Aim → The records that follow must be repeated verbatim, every one of them.

━━━━━━━━━━━━━━━━━━━━━━━━━━━━━━

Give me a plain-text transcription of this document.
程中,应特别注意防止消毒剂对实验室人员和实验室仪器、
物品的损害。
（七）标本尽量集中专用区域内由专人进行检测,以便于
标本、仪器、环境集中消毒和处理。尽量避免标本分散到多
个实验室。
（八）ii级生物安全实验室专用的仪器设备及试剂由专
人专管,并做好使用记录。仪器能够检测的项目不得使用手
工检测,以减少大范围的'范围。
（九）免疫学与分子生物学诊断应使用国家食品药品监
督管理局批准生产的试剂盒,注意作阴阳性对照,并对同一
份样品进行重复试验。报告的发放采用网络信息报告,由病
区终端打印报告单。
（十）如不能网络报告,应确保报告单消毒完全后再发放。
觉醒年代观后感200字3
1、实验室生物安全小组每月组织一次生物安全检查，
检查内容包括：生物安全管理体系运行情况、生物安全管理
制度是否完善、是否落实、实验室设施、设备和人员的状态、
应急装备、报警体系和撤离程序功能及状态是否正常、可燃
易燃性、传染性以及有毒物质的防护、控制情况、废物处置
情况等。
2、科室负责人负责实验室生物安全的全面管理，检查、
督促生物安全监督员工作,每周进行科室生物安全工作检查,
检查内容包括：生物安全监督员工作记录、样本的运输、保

━━━━━━━━━━━━━━━━━━━━━━━━━━━━━━

Solved exercise →
Give me a plain-text transcription of this document.
程中,应特别注意防止消毒剂对实验室人员和实验室仪器、
物品的损害。
（七）标本尽量集中专用区域内由专人进行检测,以便于
标本、仪器、环境集中消毒和处理。尽量避免标本分散到多
个实验室。
（八）ii级生物安全实验室专用的仪器设备及试剂由专
人专管,并做好使用记录。仪器能够检测的项目不得使用手
工检测,以减少大范围的'范围。
（九）免疫学与分子生物学诊断应使用国家食品药品监
督管理局批准生产的试剂盒,注意作阴阳性对照,并对同一
份样品进行重复试验。报告的发放采用网络信息报告,由病
区终端打印报告单。
（十）如不能网络报告,应确保报告单消毒完全后再发放。
觉醒年代观后感200字3
1、实验室生物安全小组每月组织一次生物安全检查，
检查内容包括：生物安全管理体系运行情况、生物安全管理
制度是否完善、是否落实、实验室设施、设备和人员的状态、
应急装备、报警体系和撤离程序功能及状态是否正常、可燃
易燃性、传染性以及有毒物质的防护、控制情况、废物处置
情况等。
2、科室负责人负责实验室生物安全的全面管理，检查、
督促生物安全监督员工作,每周进行科室生物安全工作检查,
检查内容包括：生物安全监督员工作记录、样本的运输、保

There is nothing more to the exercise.